╭──

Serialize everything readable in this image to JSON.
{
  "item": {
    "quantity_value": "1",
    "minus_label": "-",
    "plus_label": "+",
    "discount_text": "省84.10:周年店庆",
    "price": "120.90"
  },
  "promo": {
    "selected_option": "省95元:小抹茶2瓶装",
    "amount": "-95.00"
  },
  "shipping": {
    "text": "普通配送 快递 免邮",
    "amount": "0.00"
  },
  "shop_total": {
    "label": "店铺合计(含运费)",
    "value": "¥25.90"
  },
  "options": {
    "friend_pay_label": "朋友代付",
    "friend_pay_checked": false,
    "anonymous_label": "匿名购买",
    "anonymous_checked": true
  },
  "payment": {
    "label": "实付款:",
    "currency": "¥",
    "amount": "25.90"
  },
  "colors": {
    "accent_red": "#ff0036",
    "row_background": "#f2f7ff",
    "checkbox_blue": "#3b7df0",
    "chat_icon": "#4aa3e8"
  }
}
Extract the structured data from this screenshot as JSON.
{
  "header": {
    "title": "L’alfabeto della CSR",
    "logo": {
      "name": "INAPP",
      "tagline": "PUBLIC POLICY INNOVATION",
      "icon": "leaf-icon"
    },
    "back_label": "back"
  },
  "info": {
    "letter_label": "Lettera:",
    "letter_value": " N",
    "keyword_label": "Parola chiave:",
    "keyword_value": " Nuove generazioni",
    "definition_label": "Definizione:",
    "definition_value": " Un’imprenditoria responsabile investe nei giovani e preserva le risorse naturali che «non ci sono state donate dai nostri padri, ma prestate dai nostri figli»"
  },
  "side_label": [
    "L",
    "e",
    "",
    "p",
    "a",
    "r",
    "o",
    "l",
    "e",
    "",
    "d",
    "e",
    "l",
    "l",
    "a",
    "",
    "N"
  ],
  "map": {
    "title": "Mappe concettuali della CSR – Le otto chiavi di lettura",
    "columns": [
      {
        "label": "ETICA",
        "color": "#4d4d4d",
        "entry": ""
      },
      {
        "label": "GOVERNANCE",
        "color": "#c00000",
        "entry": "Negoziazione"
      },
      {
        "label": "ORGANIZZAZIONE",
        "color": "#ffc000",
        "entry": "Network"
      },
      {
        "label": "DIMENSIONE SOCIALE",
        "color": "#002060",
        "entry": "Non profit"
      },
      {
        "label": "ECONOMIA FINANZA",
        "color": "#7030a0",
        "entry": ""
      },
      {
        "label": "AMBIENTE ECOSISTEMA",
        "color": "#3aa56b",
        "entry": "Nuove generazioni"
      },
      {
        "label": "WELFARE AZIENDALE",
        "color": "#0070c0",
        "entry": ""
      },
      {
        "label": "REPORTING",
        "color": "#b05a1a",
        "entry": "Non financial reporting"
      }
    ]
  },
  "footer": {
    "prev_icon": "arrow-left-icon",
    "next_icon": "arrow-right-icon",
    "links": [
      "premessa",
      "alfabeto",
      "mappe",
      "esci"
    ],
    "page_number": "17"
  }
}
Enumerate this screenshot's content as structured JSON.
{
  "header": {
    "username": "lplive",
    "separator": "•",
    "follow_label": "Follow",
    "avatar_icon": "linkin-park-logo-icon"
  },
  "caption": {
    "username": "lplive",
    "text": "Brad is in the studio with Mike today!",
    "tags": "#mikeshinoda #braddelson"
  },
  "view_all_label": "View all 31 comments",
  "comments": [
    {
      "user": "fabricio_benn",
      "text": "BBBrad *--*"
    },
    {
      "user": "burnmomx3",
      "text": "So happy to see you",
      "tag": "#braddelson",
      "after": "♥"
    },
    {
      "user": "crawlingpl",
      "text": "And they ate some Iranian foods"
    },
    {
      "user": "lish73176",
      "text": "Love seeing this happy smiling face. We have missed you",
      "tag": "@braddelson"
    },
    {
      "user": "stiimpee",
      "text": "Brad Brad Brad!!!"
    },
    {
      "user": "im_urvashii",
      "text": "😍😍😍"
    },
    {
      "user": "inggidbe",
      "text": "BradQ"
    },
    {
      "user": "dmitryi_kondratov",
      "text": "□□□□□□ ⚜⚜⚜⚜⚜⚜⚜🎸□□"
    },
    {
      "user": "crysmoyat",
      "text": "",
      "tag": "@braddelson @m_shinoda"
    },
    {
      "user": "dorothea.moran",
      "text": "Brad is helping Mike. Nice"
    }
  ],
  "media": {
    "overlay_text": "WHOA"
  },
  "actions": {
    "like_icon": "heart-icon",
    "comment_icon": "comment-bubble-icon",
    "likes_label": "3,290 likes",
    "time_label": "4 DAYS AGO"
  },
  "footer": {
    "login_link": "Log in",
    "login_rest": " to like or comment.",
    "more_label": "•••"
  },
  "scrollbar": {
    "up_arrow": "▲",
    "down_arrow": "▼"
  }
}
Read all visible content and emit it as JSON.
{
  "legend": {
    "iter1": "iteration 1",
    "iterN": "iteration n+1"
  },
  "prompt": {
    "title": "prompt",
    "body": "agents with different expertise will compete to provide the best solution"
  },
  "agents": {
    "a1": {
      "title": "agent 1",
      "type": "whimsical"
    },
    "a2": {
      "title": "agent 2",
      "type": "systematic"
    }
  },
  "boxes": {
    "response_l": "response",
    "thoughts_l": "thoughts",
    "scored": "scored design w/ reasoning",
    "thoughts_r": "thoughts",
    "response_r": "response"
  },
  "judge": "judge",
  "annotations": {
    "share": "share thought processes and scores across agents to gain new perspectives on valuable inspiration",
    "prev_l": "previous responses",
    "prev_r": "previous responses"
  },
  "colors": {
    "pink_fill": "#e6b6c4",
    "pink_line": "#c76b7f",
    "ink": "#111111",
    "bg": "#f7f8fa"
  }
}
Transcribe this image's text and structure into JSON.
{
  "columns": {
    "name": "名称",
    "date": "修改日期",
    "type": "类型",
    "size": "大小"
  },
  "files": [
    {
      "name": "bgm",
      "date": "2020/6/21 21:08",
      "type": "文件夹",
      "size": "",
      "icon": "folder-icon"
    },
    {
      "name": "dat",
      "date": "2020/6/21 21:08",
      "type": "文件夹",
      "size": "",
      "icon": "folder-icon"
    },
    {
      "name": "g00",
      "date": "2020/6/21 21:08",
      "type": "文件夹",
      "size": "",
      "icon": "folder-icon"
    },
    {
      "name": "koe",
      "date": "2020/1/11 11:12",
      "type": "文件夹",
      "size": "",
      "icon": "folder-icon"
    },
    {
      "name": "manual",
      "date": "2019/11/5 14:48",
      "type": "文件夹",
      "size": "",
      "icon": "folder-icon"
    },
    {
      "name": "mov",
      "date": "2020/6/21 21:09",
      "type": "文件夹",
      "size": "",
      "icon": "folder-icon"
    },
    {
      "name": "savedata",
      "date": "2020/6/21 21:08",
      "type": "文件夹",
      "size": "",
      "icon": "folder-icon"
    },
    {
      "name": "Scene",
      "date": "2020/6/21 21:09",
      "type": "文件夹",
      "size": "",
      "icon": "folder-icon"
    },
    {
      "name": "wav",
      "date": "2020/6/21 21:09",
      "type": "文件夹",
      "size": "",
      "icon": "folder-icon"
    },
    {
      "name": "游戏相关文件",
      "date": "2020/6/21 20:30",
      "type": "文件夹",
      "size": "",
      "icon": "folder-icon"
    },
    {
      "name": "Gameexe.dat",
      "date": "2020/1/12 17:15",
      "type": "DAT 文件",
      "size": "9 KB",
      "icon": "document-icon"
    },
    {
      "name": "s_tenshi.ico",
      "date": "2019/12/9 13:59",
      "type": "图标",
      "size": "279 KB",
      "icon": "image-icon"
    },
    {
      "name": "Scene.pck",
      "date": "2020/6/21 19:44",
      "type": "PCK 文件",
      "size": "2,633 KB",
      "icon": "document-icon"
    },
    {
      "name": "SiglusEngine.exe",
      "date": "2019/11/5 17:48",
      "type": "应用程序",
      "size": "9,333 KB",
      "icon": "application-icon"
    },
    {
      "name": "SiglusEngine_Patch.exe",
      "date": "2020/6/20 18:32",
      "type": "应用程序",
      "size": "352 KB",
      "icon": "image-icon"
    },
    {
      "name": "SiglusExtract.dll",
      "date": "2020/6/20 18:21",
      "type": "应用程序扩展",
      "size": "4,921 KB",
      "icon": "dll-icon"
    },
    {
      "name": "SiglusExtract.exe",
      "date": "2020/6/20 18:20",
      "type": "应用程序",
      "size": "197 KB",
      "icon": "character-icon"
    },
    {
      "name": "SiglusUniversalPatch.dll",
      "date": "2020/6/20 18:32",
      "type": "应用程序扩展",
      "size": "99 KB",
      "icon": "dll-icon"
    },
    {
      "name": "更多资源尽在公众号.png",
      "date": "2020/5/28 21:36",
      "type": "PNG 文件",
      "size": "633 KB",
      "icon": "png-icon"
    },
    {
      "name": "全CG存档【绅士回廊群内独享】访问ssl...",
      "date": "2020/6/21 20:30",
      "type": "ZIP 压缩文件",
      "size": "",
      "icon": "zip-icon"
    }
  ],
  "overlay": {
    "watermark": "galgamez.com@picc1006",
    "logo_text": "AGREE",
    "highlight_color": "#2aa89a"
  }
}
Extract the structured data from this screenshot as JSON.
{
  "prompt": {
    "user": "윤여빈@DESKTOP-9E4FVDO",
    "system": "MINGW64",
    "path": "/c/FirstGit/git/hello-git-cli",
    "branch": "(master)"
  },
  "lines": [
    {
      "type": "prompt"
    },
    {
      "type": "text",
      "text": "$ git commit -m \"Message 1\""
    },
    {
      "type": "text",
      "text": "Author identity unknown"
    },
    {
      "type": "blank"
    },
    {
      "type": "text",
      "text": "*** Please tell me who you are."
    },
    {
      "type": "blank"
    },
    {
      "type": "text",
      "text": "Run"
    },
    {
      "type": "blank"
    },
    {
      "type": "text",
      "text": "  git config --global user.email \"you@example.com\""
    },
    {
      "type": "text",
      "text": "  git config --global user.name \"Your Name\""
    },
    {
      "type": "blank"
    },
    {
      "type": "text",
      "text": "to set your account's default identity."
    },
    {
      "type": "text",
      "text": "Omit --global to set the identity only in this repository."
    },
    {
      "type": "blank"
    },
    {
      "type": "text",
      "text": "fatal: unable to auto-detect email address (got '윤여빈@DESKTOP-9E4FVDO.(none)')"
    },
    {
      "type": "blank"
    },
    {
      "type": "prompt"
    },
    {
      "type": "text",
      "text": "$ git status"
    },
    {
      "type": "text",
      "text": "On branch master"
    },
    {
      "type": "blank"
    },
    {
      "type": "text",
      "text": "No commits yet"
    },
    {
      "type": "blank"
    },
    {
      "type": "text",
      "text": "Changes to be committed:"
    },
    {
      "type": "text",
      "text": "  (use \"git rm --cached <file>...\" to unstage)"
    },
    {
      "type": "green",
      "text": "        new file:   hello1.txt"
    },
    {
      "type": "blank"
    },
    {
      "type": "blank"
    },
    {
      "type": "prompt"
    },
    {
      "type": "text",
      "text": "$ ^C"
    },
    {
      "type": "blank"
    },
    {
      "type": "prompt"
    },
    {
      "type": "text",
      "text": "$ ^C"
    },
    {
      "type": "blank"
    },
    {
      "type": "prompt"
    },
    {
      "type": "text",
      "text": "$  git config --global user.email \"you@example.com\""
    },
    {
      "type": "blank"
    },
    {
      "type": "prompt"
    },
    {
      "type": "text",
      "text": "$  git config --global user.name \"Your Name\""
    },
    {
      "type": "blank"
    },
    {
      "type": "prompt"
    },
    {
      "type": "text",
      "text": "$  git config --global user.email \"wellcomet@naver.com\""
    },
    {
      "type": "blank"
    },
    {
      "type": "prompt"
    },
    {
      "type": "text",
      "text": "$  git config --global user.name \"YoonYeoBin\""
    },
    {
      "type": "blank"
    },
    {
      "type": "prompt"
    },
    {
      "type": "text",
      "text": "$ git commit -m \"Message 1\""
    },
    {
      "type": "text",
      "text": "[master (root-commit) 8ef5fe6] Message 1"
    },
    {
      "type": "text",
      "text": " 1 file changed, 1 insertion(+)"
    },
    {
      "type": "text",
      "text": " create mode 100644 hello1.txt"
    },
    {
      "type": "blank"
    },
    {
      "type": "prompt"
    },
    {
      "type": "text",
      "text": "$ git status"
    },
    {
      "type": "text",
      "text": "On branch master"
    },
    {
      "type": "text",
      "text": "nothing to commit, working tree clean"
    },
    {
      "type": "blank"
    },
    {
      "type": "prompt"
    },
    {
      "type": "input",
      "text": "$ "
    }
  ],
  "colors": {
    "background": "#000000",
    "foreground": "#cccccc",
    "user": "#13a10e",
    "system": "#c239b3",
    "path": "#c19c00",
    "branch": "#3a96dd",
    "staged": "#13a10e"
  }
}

╰──

_Work instructions_
The word "entry" may occur in lines of the records. Report how many such lines there are, giving only the number.

_Answer for the task_
8